Reproduce every item below word for word, leaving out the pictures.

--- BEGIN RECORDS FOR THIS TASK ---

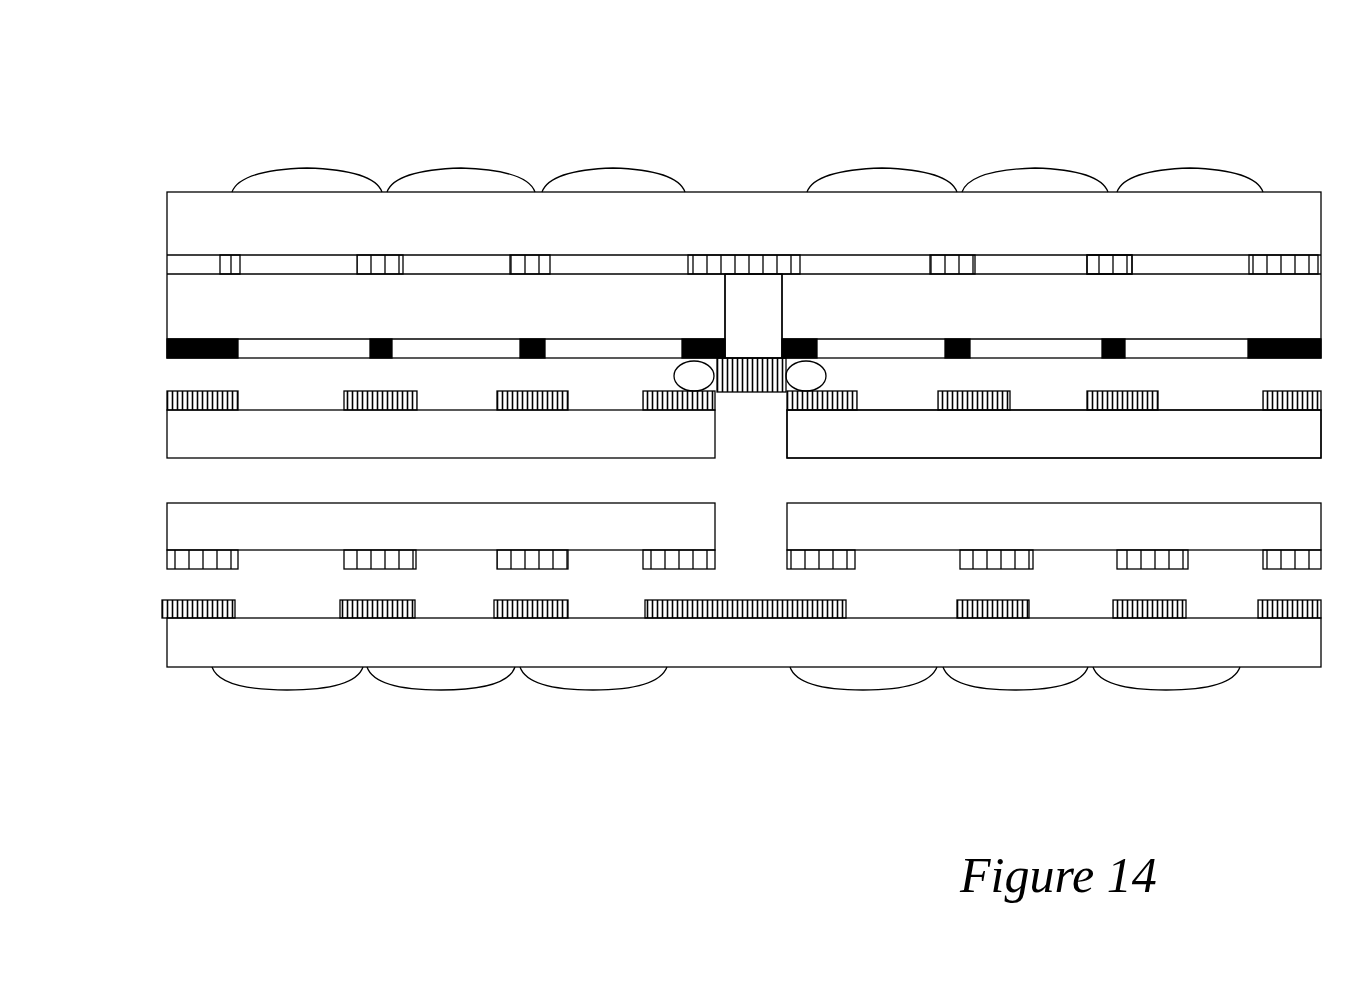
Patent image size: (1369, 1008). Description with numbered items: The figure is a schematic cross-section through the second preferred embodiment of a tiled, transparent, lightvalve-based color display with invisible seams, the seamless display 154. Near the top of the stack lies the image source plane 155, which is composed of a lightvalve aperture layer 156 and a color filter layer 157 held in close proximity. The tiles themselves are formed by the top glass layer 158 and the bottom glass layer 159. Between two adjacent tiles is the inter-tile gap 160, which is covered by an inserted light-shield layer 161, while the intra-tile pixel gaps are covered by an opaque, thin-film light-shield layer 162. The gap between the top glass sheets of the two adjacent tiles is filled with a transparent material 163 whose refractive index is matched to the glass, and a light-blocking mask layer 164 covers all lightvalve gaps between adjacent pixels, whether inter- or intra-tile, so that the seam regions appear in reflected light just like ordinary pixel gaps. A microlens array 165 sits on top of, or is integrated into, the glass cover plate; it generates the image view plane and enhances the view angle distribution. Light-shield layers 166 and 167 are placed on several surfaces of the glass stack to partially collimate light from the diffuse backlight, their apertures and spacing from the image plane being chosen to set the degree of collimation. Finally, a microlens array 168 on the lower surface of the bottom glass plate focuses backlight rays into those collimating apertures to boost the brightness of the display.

The seamless display 154 is at (159, 667).
The image source plane 155 is at (1302, 381).
The lightvalve aperture layer 156 is at (1045, 388).
The color filter layer 157 is at (1160, 265).
The top glass layer 158 is at (1223, 310).
The bottom glass layer 159 is at (1218, 435).
The inter-tile gap 160 is at (751, 435).
The inserted light-shield layer 161 is at (760, 360).
The opaque thin-film light-shield layer 162 is at (203, 392).
The transparent material 163 is at (753, 311).
The light-blocking mask layer 164 is at (380, 265).
The microlens array 165 is at (430, 182).
The light-shield layer 166 is at (823, 563).
The light-shield layer 167 is at (703, 617).
The microlens array 168 is at (1028, 690).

--- END RECORDS FOR THIS TASK ---

- OUTPUT OF THE TASK
Patent image size: (1369, 1008). Description with numbered items: The figure is a schematic cross-section through the second preferred embodiment of a tiled, transparent, lightvalve-based color display with invisible seams, the seamless display 154. Near the top of the stack lies the image source plane 155, which is composed of a lightvalve aperture layer 156 and a color filter layer 157 held in close proximity. The tiles themselves are formed by the top glass layer 158 and the bottom glass layer 159. Between two adjacent tiles is the inter-tile gap 160, which is covered by an inserted light-shield layer 161, while the intra-tile pixel gaps are covered by an opaque, thin-film light-shield layer 162. The gap between the top glass sheets of the two adjacent tiles is filled with a transparent material 163 whose refractive index is matched to the glass, and a light-blocking mask layer 164 covers all lightvalve gaps between adjacent pixels, whether inter- or intra-tile, so that the seam regions appear in reflected light just like ordinary pixel gaps. A microlens array 165 sits on top of, or is integrated into, the glass cover plate; it generates the image view plane and enhances the view angle distribution. Light-shield layers 166 and 167 are placed on several surfaces of the glass stack to partially collimate light from the diffuse backlight, their apertures and spacing from the image plane being chosen to set the degree of collimation. Finally, a microlens array 168 on the lower surface of the bottom glass plate focuses backlight rays into those collimating apertures to boost the brightness of the display.

The seamless display 154 is at (159, 667).
The image source plane 155 is at (1302, 381).
The lightvalve aperture layer 156 is at (1045, 388).
The color filter layer 157 is at (1160, 265).
The top glass layer 158 is at (1223, 310).
The bottom glass layer 159 is at (1218, 435).
The inter-tile gap 160 is at (751, 435).
The inserted light-shield layer 161 is at (760, 360).
The opaque thin-film light-shield layer 162 is at (203, 392).
The transparent material 163 is at (753, 311).
The light-blocking mask layer 164 is at (380, 265).
The microlens array 165 is at (430, 182).
The light-shield layer 166 is at (823, 563).
The light-shield layer 167 is at (703, 617).
The microlens array 168 is at (1028, 690).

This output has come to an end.